Begin

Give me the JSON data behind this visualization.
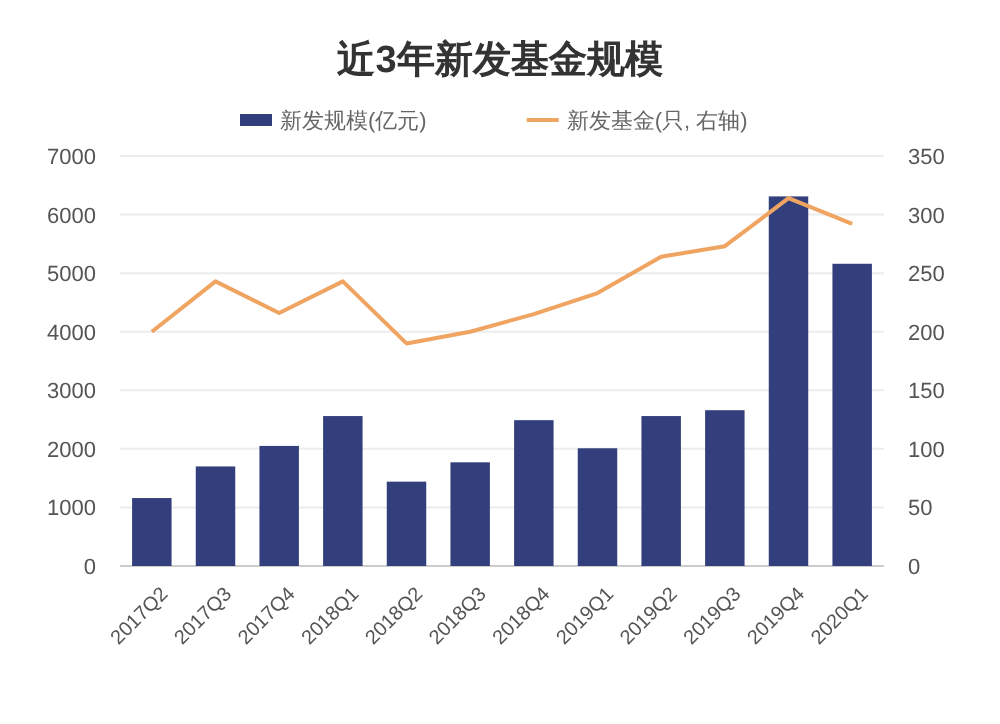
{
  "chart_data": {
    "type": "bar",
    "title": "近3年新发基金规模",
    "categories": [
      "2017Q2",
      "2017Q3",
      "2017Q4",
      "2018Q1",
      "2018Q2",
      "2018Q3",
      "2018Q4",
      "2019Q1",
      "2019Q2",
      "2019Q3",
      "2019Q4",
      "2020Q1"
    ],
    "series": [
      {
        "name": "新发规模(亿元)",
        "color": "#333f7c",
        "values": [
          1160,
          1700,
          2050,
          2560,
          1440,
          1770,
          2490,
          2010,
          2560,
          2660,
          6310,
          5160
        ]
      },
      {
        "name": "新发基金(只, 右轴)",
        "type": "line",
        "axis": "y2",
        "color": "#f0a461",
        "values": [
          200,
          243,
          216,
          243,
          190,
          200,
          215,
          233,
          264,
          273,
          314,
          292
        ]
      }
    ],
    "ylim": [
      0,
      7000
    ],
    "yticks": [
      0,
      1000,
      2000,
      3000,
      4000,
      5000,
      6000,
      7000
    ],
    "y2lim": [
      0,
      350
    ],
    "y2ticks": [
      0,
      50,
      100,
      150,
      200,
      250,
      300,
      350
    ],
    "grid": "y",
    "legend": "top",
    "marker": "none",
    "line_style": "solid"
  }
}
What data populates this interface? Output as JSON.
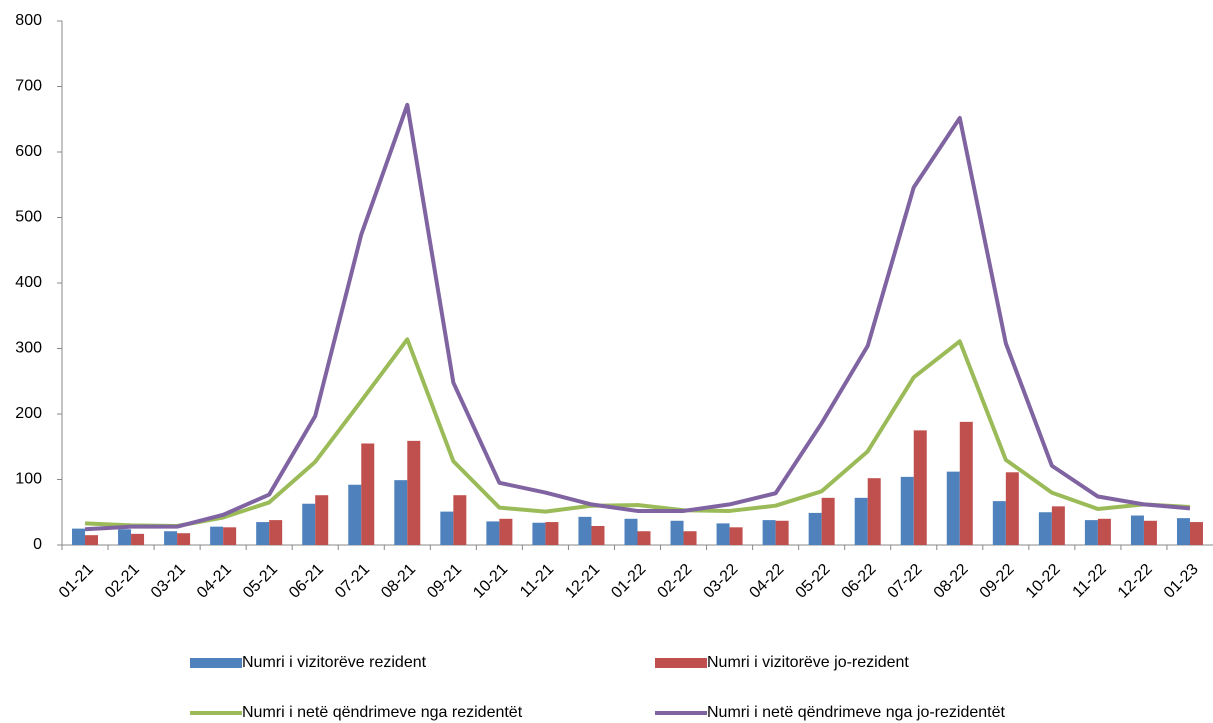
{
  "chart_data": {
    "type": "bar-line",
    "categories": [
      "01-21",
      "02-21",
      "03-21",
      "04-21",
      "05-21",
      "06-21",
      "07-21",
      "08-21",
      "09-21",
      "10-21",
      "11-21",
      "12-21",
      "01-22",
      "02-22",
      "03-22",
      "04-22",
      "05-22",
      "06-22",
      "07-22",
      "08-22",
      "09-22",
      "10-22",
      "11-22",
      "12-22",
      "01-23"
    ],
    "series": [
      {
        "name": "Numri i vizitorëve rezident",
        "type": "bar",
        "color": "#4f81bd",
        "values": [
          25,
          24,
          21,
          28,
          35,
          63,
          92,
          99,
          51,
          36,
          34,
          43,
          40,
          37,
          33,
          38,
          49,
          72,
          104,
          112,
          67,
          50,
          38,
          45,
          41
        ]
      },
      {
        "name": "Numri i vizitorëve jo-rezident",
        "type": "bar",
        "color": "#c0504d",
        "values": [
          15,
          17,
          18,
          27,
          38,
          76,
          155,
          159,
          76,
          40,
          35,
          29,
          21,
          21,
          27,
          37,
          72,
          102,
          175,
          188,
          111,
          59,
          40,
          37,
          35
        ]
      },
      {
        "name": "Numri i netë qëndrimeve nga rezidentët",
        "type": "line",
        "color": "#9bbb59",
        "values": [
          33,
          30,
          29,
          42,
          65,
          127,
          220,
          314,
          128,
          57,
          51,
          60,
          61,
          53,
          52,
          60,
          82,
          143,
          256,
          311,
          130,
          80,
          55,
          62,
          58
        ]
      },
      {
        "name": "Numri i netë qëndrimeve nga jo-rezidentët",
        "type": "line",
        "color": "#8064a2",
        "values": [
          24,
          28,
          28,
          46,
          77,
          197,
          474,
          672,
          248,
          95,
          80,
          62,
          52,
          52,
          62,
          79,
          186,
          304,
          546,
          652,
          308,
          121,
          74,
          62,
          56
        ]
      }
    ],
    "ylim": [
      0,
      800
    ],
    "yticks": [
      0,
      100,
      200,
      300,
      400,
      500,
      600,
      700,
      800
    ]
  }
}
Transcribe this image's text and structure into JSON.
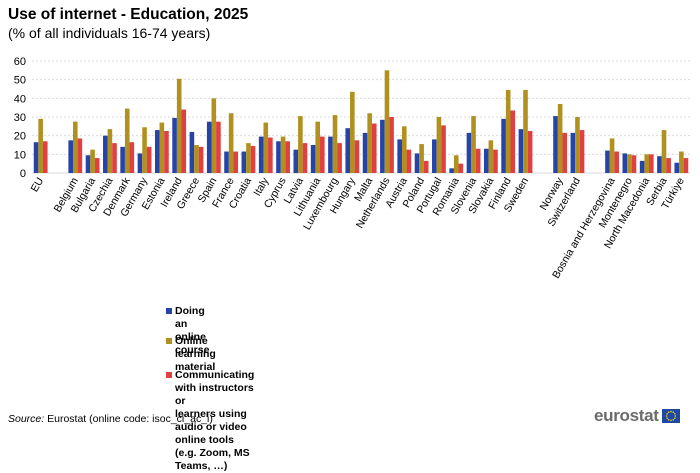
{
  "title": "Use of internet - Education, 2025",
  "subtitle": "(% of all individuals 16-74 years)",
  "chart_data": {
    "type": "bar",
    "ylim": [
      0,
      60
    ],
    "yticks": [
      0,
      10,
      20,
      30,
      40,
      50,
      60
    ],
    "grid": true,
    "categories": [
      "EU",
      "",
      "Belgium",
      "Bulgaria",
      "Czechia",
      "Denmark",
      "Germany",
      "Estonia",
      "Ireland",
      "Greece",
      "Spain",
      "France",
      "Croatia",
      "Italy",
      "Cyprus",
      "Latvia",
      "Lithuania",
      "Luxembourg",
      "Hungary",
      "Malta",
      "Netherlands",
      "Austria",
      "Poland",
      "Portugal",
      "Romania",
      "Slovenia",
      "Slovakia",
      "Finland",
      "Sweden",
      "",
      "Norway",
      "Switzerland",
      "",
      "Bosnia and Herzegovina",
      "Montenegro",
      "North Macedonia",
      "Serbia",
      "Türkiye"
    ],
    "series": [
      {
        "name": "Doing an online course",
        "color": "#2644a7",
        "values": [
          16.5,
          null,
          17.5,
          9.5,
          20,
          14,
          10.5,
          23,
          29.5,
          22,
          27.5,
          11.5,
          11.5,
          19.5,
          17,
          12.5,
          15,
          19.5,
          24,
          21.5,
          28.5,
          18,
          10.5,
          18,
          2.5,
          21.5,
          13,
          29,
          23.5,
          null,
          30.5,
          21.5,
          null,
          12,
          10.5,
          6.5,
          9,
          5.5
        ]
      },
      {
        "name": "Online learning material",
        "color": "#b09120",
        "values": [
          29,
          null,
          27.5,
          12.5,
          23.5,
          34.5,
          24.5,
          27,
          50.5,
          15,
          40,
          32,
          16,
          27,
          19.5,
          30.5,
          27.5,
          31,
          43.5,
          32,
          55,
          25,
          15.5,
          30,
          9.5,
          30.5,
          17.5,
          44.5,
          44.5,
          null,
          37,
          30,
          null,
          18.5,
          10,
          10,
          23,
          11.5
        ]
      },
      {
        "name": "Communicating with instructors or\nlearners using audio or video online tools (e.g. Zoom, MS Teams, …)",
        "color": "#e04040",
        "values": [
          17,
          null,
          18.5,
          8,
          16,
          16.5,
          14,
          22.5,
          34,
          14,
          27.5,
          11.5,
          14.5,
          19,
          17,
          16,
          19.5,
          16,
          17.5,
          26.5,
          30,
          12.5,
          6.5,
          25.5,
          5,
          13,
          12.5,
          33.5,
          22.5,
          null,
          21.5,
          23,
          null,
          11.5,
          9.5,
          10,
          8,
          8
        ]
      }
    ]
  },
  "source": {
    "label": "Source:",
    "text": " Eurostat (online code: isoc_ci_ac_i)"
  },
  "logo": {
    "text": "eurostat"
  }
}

End

TO BE DONE: Find each line in the records holding the string "vizitorëve" and show it.

FINISHED ANSWER:
        "name": "Numri i vizitorëve rezident",
        "name": "Numri i vizitorëve jo-rezident",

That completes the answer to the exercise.